Exercise goal ->
Every line below that mentions the word "What" should be copied out.
** start Dataset **
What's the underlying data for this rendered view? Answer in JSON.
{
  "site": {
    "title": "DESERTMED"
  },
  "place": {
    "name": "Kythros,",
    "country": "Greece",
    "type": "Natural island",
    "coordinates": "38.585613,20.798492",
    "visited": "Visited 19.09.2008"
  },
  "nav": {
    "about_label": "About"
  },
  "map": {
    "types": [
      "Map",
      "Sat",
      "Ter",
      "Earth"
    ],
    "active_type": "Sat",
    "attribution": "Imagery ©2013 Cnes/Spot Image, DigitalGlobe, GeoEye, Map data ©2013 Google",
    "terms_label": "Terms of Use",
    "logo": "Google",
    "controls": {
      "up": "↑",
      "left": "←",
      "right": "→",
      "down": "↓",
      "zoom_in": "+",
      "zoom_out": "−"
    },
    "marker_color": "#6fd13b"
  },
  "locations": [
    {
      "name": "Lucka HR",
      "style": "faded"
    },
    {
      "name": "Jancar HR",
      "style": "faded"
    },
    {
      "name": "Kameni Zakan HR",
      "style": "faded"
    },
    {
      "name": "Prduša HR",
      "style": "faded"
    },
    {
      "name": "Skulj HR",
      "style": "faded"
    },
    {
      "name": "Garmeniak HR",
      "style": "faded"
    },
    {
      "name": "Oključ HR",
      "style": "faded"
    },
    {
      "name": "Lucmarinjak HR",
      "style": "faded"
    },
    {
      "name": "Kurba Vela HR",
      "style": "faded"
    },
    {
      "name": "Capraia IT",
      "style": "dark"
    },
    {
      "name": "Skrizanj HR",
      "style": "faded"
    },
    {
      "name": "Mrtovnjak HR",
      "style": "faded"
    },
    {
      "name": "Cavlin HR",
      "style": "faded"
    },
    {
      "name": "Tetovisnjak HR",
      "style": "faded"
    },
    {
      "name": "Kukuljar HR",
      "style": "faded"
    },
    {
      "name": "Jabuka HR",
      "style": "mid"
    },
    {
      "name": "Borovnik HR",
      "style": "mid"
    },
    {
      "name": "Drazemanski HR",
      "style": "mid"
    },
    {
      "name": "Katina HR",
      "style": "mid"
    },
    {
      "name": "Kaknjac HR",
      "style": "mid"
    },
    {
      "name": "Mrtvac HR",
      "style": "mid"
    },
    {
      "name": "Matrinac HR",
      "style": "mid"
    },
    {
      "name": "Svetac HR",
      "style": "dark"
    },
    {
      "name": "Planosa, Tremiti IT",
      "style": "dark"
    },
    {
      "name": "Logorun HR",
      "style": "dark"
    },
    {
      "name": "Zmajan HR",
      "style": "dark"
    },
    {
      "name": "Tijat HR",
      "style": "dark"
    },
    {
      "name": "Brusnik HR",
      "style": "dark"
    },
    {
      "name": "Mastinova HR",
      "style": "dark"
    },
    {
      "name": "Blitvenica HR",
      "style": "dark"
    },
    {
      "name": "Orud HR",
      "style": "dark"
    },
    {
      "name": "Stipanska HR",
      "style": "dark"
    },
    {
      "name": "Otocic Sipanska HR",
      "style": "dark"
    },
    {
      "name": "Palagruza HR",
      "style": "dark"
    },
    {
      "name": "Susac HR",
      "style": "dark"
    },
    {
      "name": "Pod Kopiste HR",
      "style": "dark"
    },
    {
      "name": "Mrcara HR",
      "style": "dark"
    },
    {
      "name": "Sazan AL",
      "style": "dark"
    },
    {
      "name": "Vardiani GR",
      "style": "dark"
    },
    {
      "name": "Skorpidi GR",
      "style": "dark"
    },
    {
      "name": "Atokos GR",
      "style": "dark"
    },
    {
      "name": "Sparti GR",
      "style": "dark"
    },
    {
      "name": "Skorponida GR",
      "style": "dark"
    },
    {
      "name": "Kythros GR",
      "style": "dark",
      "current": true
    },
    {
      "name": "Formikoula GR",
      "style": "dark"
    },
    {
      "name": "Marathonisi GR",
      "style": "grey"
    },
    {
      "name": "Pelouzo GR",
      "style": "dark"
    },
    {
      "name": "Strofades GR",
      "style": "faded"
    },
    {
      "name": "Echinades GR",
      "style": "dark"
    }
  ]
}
** end Dataset **
** start Dataset **
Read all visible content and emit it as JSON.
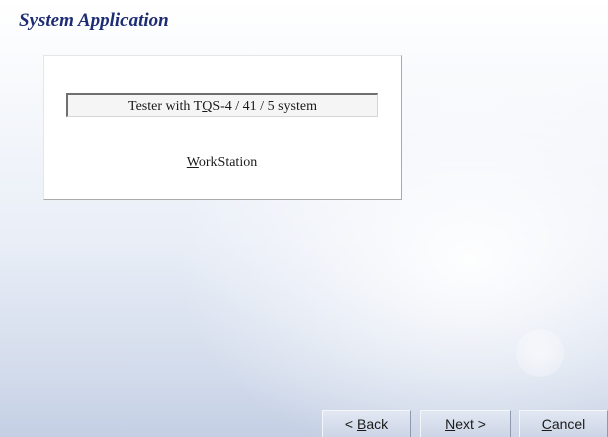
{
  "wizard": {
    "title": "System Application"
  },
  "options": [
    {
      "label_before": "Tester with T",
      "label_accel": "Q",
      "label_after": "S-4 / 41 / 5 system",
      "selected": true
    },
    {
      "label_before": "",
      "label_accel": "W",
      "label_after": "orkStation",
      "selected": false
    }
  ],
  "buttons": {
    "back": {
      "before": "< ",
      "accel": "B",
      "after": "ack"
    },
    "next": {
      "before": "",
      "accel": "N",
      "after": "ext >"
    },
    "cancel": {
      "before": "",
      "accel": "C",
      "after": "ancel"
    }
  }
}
** end Dataset **
** start Dataset **
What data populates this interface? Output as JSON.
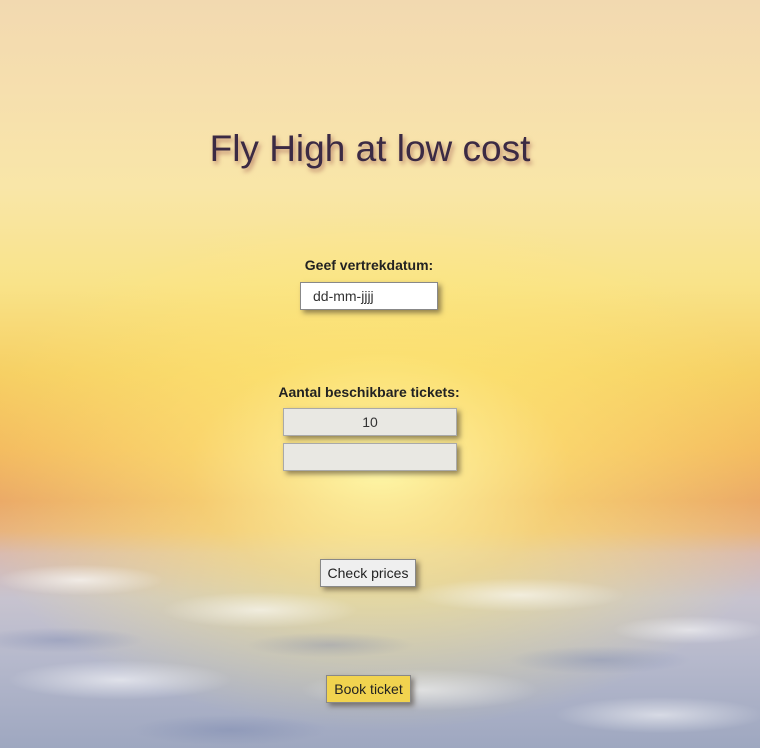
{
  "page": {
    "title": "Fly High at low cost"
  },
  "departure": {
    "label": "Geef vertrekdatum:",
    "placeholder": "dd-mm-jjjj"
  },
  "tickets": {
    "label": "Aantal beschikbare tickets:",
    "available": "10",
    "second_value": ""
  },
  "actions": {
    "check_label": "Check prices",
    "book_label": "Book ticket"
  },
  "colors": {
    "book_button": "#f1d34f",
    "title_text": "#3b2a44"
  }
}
** end Dataset **
Task solution ->
What's the underlying data for this rendered view? Answer in JSON.
What data populates this interface? Output as JSON.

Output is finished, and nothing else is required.